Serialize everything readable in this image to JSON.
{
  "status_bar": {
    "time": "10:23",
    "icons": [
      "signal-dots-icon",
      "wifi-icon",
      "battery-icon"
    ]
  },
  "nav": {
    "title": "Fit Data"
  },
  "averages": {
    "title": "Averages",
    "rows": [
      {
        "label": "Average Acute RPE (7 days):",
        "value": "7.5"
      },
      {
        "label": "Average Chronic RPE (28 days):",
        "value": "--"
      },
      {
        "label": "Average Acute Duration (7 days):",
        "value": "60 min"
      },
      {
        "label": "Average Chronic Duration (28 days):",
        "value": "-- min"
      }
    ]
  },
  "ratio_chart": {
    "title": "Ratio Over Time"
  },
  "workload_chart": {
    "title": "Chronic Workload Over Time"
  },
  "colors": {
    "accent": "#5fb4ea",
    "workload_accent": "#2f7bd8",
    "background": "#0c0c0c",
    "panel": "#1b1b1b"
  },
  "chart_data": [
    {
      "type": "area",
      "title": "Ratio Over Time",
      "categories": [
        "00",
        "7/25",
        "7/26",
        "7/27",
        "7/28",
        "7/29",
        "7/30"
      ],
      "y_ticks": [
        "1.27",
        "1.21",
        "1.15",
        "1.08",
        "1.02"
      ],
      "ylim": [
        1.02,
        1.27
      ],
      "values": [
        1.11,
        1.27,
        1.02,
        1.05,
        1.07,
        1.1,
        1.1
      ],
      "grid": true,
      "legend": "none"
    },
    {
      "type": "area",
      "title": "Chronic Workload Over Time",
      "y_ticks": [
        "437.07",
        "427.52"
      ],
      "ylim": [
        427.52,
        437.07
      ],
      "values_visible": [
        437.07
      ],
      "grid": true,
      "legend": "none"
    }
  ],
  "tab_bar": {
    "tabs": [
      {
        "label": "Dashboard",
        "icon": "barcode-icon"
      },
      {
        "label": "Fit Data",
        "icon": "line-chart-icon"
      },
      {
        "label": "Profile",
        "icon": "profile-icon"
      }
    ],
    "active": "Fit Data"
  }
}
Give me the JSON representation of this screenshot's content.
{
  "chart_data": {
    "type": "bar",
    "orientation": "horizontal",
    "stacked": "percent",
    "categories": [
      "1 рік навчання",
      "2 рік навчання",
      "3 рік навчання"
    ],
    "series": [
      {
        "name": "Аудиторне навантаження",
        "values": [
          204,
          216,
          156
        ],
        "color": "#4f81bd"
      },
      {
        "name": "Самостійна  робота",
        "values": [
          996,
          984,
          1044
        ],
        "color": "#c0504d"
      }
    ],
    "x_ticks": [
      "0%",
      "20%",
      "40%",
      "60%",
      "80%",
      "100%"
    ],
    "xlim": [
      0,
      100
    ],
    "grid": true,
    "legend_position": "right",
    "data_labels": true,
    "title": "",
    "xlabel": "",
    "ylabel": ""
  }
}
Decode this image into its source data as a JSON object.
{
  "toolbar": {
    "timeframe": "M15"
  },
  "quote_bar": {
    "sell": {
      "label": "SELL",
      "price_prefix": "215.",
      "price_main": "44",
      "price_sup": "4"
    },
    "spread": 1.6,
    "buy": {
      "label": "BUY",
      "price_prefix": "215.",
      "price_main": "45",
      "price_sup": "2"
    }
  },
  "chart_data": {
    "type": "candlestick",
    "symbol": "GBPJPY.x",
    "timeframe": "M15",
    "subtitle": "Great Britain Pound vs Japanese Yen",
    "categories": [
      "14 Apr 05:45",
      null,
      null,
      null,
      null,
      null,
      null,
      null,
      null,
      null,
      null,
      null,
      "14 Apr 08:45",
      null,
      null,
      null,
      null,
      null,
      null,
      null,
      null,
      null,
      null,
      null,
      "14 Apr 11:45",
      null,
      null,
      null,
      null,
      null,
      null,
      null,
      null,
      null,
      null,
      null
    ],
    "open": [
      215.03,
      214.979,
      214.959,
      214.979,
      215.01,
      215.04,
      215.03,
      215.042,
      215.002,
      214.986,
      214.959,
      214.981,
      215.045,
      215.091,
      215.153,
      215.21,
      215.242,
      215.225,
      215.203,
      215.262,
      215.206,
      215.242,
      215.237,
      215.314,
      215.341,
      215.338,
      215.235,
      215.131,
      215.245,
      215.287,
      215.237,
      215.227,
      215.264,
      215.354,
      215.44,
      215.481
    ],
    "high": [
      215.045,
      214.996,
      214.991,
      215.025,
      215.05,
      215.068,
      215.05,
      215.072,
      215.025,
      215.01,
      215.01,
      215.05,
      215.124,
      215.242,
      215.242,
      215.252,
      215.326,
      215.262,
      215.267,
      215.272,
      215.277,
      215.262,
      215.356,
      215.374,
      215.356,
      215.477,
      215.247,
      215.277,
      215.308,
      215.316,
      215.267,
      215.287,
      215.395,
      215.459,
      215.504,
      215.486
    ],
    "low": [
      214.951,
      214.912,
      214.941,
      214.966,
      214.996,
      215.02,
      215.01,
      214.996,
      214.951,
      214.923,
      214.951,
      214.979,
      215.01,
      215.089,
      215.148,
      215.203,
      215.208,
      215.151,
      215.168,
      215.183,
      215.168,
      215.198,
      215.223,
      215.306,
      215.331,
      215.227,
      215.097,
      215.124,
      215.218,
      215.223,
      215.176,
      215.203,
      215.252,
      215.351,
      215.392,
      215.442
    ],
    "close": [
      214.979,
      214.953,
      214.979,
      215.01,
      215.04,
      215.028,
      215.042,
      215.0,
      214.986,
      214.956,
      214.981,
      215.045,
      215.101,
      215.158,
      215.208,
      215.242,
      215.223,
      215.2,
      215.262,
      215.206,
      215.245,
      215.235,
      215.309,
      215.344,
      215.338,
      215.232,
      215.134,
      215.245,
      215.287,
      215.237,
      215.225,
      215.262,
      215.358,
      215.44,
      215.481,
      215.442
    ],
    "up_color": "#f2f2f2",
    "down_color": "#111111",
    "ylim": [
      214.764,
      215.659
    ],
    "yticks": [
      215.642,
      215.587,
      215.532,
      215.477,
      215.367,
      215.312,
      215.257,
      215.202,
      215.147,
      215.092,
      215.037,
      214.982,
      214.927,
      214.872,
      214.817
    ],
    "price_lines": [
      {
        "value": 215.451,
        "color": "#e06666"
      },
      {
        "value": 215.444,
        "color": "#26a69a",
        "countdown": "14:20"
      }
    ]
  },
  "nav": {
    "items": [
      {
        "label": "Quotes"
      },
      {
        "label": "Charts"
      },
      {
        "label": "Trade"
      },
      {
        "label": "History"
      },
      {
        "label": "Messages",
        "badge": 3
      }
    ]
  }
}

######

• **Exercise details**
Please reproduce every line of the material word for word.

• **Solution**
Serialize everything readable in this image to JSON.
{
  "status_bar": {
    "time": "10:23",
    "icons": [
      "signal-dots-icon",
      "wifi-icon",
      "battery-icon"
    ]
  },
  "nav": {
    "title": "Fit Data"
  },
  "averages": {
    "title": "Averages",
    "rows": [
      {
        "label": "Average Acute RPE (7 days):",
        "value": "7.5"
      },
      {
        "label": "Average Chronic RPE (28 days):",
        "value": "--"
      },
      {
        "label": "Average Acute Duration (7 days):",
        "value": "60 min"
      },
      {
        "label": "Average Chronic Duration (28 days):",
        "value": "-- min"
      }
    ]
  },
  "ratio_chart": {
    "title": "Ratio Over Time"
  },
  "workload_chart": {
    "title": "Chronic Workload Over Time"
  },
  "colors": {
    "accent": "#5fb4ea",
    "workload_accent": "#2f7bd8",
    "background": "#0c0c0c",
    "panel": "#1b1b1b"
  },
  "chart_data": [
    {
      "type": "area",
      "title": "Ratio Over Time",
      "categories": [
        "00",
        "7/25",
        "7/26",
        "7/27",
        "7/28",
        "7/29",
        "7/30"
      ],
      "y_ticks": [
        "1.27",
        "1.21",
        "1.15",
        "1.08",
        "1.02"
      ],
      "ylim": [
        1.02,
        1.27
      ],
      "values": [
        1.11,
        1.27,
        1.02,
        1.05,
        1.07,
        1.1,
        1.1
      ],
      "grid": true,
      "legend": "none"
    },
    {
      "type": "area",
      "title": "Chronic Workload Over Time",
      "y_ticks": [
        "437.07",
        "427.52"
      ],
      "ylim": [
        427.52,
        437.07
      ],
      "values_visible": [
        437.07
      ],
      "grid": true,
      "legend": "none"
    }
  ],
  "tab_bar": {
    "tabs": [
      {
        "label": "Dashboard",
        "icon": "barcode-icon"
      },
      {
        "label": "Fit Data",
        "icon": "line-chart-icon"
      },
      {
        "label": "Profile",
        "icon": "profile-icon"
      }
    ],
    "active": "Fit Data"
  }
}
Give me the JSON representation of this screenshot's content.
{
  "chart_data": {
    "type": "bar",
    "orientation": "horizontal",
    "stacked": "percent",
    "categories": [
      "1 рік навчання",
      "2 рік навчання",
      "3 рік навчання"
    ],
    "series": [
      {
        "name": "Аудиторне навантаження",
        "values": [
          204,
          216,
          156
        ],
        "color": "#4f81bd"
      },
      {
        "name": "Самостійна  робота",
        "values": [
          996,
          984,
          1044
        ],
        "color": "#c0504d"
      }
    ],
    "x_ticks": [
      "0%",
      "20%",
      "40%",
      "60%",
      "80%",
      "100%"
    ],
    "xlim": [
      0,
      100
    ],
    "grid": true,
    "legend_position": "right",
    "data_labels": true,
    "title": "",
    "xlabel": "",
    "ylabel": ""
  }
}
Decode this image into its source data as a JSON object.
{
  "toolbar": {
    "timeframe": "M15"
  },
  "quote_bar": {
    "sell": {
      "label": "SELL",
      "price_prefix": "215.",
      "price_main": "44",
      "price_sup": "4"
    },
    "spread": 1.6,
    "buy": {
      "label": "BUY",
      "price_prefix": "215.",
      "price_main": "45",
      "price_sup": "2"
    }
  },
  "chart_data": {
    "type": "candlestick",
    "symbol": "GBPJPY.x",
    "timeframe": "M15",
    "subtitle": "Great Britain Pound vs Japanese Yen",
    "categories": [
      "14 Apr 05:45",
      null,
      null,
      null,
      null,
      null,
      null,
      null,
      null,
      null,
      null,
      null,
      "14 Apr 08:45",
      null,
      null,
      null,
      null,
      null,
      null,
      null,
      null,
      null,
      null,
      null,
      "14 Apr 11:45",
      null,
      null,
      null,
      null,
      null,
      null,
      null,
      null,
      null,
      null,
      null
    ],
    "open": [
      215.03,
      214.979,
      214.959,
      214.979,
      215.01,
      215.04,
      215.03,
      215.042,
      215.002,
      214.986,
      214.959,
      214.981,
      215.045,
      215.091,
      215.153,
      215.21,
      215.242,
      215.225,
      215.203,
      215.262,
      215.206,
      215.242,
      215.237,
      215.314,
      215.341,
      215.338,
      215.235,
      215.131,
      215.245,
      215.287,
      215.237,
      215.227,
      215.264,
      215.354,
      215.44,
      215.481
    ],
    "high": [
      215.045,
      214.996,
      214.991,
      215.025,
      215.05,
      215.068,
      215.05,
      215.072,
      215.025,
      215.01,
      215.01,
      215.05,
      215.124,
      215.242,
      215.242,
      215.252,
      215.326,
      215.262,
      215.267,
      215.272,
      215.277,
      215.262,
      215.356,
      215.374,
      215.356,
      215.477,
      215.247,
      215.277,
      215.308,
      215.316,
      215.267,
      215.287,
      215.395,
      215.459,
      215.504,
      215.486
    ],
    "low": [
      214.951,
      214.912,
      214.941,
      214.966,
      214.996,
      215.02,
      215.01,
      214.996,
      214.951,
      214.923,
      214.951,
      214.979,
      215.01,
      215.089,
      215.148,
      215.203,
      215.208,
      215.151,
      215.168,
      215.183,
      215.168,
      215.198,
      215.223,
      215.306,
      215.331,
      215.227,
      215.097,
      215.124,
      215.218,
      215.223,
      215.176,
      215.203,
      215.252,
      215.351,
      215.392,
      215.442
    ],
    "close": [
      214.979,
      214.953,
      214.979,
      215.01,
      215.04,
      215.028,
      215.042,
      215.0,
      214.986,
      214.956,
      214.981,
      215.045,
      215.101,
      215.158,
      215.208,
      215.242,
      215.223,
      215.2,
      215.262,
      215.206,
      215.245,
      215.235,
      215.309,
      215.344,
      215.338,
      215.232,
      215.134,
      215.245,
      215.287,
      215.237,
      215.225,
      215.262,
      215.358,
      215.44,
      215.481,
      215.442
    ],
    "up_color": "#f2f2f2",
    "down_color": "#111111",
    "ylim": [
      214.764,
      215.659
    ],
    "yticks": [
      215.642,
      215.587,
      215.532,
      215.477,
      215.367,
      215.312,
      215.257,
      215.202,
      215.147,
      215.092,
      215.037,
      214.982,
      214.927,
      214.872,
      214.817
    ],
    "price_lines": [
      {
        "value": 215.451,
        "color": "#e06666"
      },
      {
        "value": 215.444,
        "color": "#26a69a",
        "countdown": "14:20"
      }
    ]
  },
  "nav": {
    "items": [
      {
        "label": "Quotes"
      },
      {
        "label": "Charts"
      },
      {
        "label": "Trade"
      },
      {
        "label": "History"
      },
      {
        "label": "Messages",
        "badge": 3
      }
    ]
  }
}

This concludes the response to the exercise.